Goal - Copy each line of the entries beneath that contains the word "kuntien".
== Extracted data ==
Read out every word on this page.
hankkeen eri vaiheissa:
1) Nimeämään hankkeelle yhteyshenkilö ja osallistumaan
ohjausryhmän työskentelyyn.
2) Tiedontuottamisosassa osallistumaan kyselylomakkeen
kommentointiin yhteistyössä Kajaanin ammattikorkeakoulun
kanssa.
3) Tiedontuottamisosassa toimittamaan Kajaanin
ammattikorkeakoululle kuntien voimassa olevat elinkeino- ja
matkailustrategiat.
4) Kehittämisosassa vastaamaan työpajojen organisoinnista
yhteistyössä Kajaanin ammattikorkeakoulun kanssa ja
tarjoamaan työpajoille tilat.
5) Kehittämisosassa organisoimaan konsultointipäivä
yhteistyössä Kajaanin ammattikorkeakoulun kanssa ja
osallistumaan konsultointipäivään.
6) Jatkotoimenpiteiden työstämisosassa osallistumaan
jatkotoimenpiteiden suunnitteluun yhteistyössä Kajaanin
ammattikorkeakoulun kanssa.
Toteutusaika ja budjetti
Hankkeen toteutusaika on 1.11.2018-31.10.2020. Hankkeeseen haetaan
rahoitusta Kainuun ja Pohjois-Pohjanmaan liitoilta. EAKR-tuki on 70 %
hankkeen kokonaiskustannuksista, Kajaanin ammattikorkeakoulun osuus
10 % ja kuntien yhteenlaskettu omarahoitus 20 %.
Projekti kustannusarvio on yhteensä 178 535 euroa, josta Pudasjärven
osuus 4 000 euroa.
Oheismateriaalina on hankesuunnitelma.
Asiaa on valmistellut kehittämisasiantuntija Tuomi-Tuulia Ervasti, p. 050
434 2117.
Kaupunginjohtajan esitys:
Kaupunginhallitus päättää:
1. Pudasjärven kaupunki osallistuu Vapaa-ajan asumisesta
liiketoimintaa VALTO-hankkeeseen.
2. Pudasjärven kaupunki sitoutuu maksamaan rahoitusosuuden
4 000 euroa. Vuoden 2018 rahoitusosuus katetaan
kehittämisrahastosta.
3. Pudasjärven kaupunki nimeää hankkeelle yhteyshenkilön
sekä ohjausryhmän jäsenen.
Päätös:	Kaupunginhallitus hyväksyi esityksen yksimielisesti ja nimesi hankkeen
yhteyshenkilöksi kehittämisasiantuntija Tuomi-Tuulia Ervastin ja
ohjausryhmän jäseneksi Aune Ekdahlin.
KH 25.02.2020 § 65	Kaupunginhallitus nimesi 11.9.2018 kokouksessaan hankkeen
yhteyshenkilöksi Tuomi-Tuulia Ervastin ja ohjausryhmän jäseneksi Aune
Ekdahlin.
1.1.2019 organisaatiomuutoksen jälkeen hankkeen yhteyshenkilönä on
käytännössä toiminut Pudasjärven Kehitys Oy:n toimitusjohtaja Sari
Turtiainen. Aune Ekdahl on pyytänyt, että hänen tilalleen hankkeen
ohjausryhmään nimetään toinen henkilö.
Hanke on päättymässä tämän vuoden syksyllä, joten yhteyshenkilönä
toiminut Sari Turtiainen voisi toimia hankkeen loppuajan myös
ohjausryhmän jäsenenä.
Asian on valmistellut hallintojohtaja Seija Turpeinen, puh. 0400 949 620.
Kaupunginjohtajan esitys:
===
Solution to the exercise -
ammattikorkeakoululle kuntien voimassa olevat elinkeino- ja
10 % ja kuntien yhteenlaskettu omarahoitus 20 %.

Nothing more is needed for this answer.